_WRITTEN REQUEST_.
Print the records below exactly as they appear.

::: DATA SUPPLIED

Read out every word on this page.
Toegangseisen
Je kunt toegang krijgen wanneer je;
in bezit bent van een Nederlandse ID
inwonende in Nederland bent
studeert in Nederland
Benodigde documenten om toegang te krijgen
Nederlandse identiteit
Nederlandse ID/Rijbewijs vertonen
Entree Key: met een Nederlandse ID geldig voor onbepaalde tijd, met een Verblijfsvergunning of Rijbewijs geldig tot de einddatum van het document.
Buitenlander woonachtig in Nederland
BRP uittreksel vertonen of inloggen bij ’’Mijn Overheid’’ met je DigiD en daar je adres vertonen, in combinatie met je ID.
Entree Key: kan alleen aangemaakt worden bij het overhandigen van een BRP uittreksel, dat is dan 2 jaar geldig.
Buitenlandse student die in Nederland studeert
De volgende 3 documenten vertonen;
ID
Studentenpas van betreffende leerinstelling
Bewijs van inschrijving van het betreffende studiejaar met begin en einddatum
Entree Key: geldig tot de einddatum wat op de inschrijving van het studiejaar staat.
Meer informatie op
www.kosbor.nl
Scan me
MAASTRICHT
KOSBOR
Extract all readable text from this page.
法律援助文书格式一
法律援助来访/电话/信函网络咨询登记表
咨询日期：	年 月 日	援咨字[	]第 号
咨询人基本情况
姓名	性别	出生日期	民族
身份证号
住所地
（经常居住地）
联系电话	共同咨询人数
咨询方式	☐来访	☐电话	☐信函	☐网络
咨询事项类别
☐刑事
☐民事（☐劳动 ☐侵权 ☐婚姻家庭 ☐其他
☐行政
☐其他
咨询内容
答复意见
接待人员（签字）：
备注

::::::

_ANSWER FOR THE TASK_.
Read out every word on this page.
Toegangseisen
Je kunt toegang krijgen wanneer je;
in bezit bent van een Nederlandse ID
inwonende in Nederland bent
studeert in Nederland
Benodigde documenten om toegang te krijgen
Nederlandse identiteit
Nederlandse ID/Rijbewijs vertonen
Entree Key: met een Nederlandse ID geldig voor onbepaalde tijd, met een Verblijfsvergunning of Rijbewijs geldig tot de einddatum van het document.
Buitenlander woonachtig in Nederland
BRP uittreksel vertonen of inloggen bij ’’Mijn Overheid’’ met je DigiD en daar je adres vertonen, in combinatie met je ID.
Entree Key: kan alleen aangemaakt worden bij het overhandigen van een BRP uittreksel, dat is dan 2 jaar geldig.
Buitenlandse student die in Nederland studeert
De volgende 3 documenten vertonen;
ID
Studentenpas van betreffende leerinstelling
Bewijs van inschrijving van het betreffende studiejaar met begin en einddatum
Entree Key: geldig tot de einddatum wat op de inschrijving van het studiejaar staat.
Meer informatie op
www.kosbor.nl
Scan me
MAASTRICHT
KOSBOR
Extract all readable text from this page.
法律援助文书格式一
法律援助来访/电话/信函网络咨询登记表
咨询日期：	年 月 日	援咨字[	]第 号
咨询人基本情况
姓名	性别	出生日期	民族
身份证号
住所地
（经常居住地）
联系电话	共同咨询人数
咨询方式	☐来访	☐电话	☐信函	☐网络
咨询事项类别
☐刑事
☐民事（☐劳动 ☐侵权 ☐婚姻家庭 ☐其他
☐行政
☐其他
咨询内容
答复意见
接待人员（签字）：
备注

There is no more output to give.